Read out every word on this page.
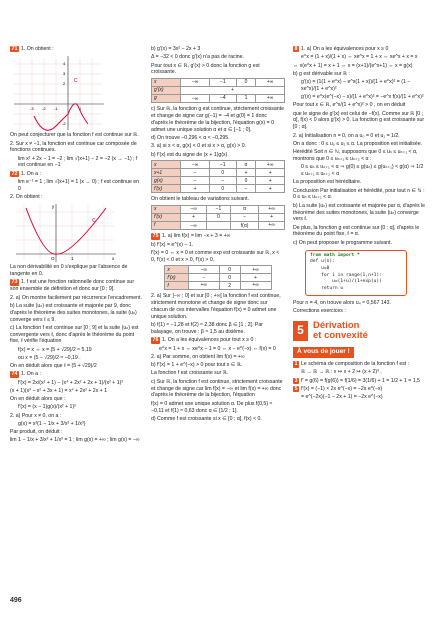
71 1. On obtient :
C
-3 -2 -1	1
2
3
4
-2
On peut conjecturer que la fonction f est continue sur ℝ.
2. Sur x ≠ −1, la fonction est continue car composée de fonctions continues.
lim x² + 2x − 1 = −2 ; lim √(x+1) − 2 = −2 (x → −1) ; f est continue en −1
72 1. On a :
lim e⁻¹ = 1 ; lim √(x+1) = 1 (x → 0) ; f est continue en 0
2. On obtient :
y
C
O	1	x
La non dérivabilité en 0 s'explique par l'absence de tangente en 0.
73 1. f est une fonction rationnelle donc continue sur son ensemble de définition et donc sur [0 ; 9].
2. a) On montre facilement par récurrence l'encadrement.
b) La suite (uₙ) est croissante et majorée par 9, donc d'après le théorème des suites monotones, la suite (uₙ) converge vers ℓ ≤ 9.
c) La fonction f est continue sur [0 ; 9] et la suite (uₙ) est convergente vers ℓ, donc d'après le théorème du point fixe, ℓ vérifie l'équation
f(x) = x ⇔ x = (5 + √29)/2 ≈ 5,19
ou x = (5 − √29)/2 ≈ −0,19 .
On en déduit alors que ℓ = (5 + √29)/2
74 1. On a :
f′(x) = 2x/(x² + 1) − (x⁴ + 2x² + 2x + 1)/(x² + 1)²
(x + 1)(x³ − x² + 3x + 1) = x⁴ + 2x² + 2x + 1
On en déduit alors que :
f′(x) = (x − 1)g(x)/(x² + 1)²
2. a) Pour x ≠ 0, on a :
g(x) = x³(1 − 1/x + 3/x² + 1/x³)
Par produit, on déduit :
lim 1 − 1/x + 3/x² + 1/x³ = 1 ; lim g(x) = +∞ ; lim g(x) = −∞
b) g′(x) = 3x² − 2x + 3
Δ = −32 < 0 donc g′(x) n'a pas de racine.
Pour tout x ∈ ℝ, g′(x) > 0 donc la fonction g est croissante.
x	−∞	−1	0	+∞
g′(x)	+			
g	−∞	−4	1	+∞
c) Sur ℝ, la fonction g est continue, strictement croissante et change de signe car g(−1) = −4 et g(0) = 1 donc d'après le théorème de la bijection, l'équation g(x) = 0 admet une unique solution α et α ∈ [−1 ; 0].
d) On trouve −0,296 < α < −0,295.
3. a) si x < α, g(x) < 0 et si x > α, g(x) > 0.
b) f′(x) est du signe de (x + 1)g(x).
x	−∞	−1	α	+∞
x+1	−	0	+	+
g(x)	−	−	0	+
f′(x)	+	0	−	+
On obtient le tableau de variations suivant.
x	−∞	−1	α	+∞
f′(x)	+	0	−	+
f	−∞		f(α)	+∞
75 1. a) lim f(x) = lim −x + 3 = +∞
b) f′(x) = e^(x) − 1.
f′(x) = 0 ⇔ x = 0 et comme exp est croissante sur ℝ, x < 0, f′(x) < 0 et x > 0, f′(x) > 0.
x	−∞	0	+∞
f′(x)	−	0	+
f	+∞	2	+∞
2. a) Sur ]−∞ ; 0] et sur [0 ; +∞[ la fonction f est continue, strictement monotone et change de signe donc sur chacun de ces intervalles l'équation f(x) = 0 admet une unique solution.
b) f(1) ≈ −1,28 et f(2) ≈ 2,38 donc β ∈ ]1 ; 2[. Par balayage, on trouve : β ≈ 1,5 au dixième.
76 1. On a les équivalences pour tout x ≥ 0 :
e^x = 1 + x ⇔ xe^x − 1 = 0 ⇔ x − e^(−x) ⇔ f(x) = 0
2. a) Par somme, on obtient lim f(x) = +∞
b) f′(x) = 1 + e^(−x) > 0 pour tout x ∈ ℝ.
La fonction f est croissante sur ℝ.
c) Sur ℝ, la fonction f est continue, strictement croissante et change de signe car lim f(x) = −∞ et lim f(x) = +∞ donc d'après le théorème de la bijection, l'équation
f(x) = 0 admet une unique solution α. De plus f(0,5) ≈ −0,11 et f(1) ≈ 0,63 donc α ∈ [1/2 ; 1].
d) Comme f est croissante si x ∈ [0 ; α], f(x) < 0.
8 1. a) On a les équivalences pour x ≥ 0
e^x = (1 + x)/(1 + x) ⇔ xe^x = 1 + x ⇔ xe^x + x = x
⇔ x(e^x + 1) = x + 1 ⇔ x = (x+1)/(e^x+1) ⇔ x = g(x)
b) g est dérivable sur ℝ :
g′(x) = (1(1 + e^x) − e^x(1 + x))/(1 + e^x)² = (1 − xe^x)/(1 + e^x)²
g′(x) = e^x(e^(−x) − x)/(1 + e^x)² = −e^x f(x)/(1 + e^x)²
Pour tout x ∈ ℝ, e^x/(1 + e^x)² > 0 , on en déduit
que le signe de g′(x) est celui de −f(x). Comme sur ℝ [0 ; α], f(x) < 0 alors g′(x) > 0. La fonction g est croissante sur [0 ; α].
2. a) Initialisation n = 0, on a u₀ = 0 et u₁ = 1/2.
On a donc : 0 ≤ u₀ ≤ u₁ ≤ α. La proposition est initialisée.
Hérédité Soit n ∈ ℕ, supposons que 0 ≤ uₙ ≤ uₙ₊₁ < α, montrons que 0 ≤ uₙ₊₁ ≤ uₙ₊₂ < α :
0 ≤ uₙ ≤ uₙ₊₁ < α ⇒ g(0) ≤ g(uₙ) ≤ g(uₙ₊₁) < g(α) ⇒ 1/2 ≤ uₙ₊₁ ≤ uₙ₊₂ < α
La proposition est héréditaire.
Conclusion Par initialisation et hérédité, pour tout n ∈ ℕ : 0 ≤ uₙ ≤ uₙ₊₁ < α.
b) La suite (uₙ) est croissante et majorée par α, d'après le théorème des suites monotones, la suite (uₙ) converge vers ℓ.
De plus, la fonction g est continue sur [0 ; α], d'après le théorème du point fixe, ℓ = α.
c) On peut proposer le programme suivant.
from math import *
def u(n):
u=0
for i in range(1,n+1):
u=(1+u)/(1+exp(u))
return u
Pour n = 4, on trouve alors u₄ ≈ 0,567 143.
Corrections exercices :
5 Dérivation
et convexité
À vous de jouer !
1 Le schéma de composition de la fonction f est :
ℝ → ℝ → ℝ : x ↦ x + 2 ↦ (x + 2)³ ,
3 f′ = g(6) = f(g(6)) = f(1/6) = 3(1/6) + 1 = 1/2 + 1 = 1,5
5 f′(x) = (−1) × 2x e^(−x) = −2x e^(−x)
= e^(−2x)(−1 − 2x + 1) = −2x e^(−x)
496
····················
• YOUR TASK
Look through the listing above and count the lines where the string "tout" appears. Report the number only.

• COMPLETE OUTPUT
5